AIM OF THE EXERCISE → Pictures stay out of the copy; restate everything else in the material exactly.

Stored dataset items →
# # # # #

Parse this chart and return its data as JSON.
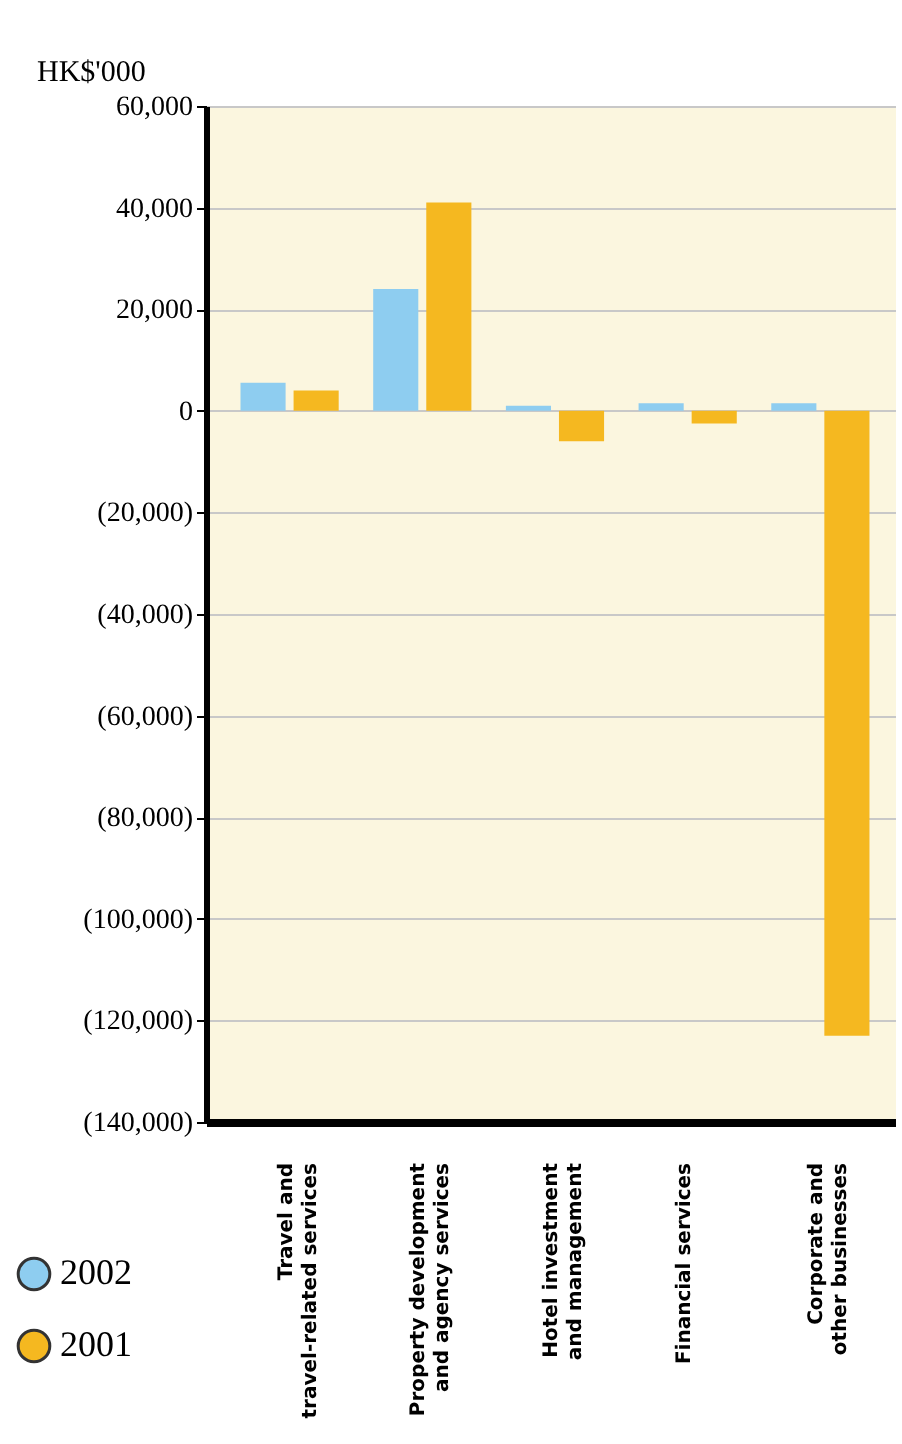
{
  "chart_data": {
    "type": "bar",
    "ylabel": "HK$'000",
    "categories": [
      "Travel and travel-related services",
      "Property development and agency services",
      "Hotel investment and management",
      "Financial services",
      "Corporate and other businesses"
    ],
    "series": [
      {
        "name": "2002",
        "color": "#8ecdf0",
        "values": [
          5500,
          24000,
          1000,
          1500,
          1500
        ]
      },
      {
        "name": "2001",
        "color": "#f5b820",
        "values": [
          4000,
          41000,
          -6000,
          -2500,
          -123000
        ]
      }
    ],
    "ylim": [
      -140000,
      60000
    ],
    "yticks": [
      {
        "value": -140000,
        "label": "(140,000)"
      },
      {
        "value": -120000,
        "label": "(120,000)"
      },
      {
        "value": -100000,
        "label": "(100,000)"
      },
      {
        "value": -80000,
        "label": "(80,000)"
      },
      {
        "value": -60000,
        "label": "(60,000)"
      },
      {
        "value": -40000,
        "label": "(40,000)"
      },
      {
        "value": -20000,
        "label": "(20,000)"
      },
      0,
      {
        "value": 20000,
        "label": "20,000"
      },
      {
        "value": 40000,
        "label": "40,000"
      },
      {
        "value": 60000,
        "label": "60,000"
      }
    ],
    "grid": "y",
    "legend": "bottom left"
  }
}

# # # # #

RESULT BELOW →
Parse this chart and return its data as JSON.
{
  "chart_data": {
    "type": "bar",
    "ylabel": "HK$'000",
    "categories": [
      "Travel and travel-related services",
      "Property development and agency services",
      "Hotel investment and management",
      "Financial services",
      "Corporate and other businesses"
    ],
    "series": [
      {
        "name": "2002",
        "color": "#8ecdf0",
        "values": [
          5500,
          24000,
          1000,
          1500,
          1500
        ]
      },
      {
        "name": "2001",
        "color": "#f5b820",
        "values": [
          4000,
          41000,
          -6000,
          -2500,
          -123000
        ]
      }
    ],
    "ylim": [
      -140000,
      60000
    ],
    "yticks": [
      {
        "value": -140000,
        "label": "(140,000)"
      },
      {
        "value": -120000,
        "label": "(120,000)"
      },
      {
        "value": -100000,
        "label": "(100,000)"
      },
      {
        "value": -80000,
        "label": "(80,000)"
      },
      {
        "value": -60000,
        "label": "(60,000)"
      },
      {
        "value": -40000,
        "label": "(40,000)"
      },
      {
        "value": -20000,
        "label": "(20,000)"
      },
      0,
      {
        "value": 20000,
        "label": "20,000"
      },
      {
        "value": 40000,
        "label": "40,000"
      },
      {
        "value": 60000,
        "label": "60,000"
      }
    ],
    "grid": "y",
    "legend": "bottom left"
  }
}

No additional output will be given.